What this task involves: Reply with one number: the count of lines in the listing that contain the string "Remove".

[Stored data entries]
───

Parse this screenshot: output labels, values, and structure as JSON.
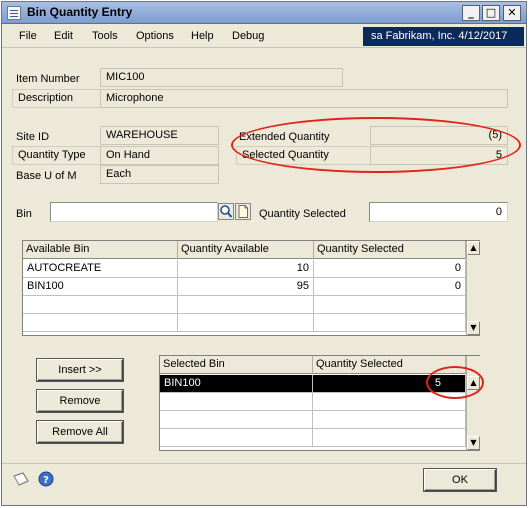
{
  "window": {
    "title": "Bin Quantity Entry",
    "buttons": {
      "minimize": "_",
      "maximize": "□",
      "close": "✕"
    }
  },
  "menu": {
    "items": [
      "File",
      "Edit",
      "Tools",
      "Options",
      "Help",
      "Debug"
    ],
    "company": "sa  Fabrikam, Inc.  4/12/2017"
  },
  "item": {
    "number_label": "Item Number",
    "number_value": "MIC100",
    "description_label": "Description",
    "description_value": "Microphone"
  },
  "details": {
    "site_label": "Site ID",
    "site_value": "WAREHOUSE",
    "qty_type_label": "Quantity Type",
    "qty_type_value": "On Hand",
    "base_uom_label": "Base U of M",
    "base_uom_value": "Each"
  },
  "quantities": {
    "extended_label": "Extended Quantity",
    "extended_value": "(5)",
    "selected_label": "Selected Quantity",
    "selected_value": "5"
  },
  "bin_entry": {
    "bin_label": "Bin",
    "bin_value": "",
    "qty_selected_label": "Quantity Selected",
    "qty_selected_value": "0"
  },
  "available_table": {
    "headers": [
      "Available Bin",
      "Quantity Available",
      "Quantity Selected"
    ],
    "rows": [
      [
        "AUTOCREATE",
        "10",
        "0"
      ],
      [
        "BIN100",
        "95",
        "0"
      ]
    ]
  },
  "selected_table": {
    "headers": [
      "Selected Bin",
      "Quantity Selected"
    ],
    "rows": [
      [
        "BIN100",
        "5"
      ]
    ]
  },
  "buttons": {
    "insert": "Insert >>",
    "remove": "Remove",
    "remove_all": "Remove All",
    "ok": "OK"
  },
  "colors": {
    "annotation": "#e0241b",
    "company_bar": "#0b2a5c",
    "selected_row": "#000000"
  }
}
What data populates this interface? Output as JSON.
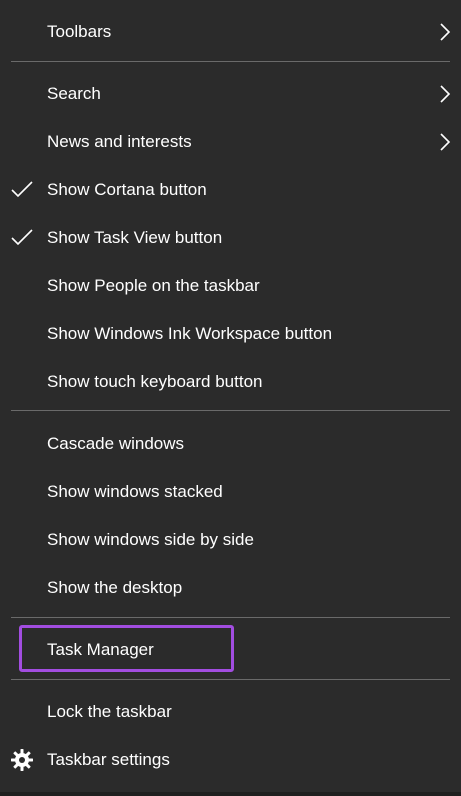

───

Right answer: 2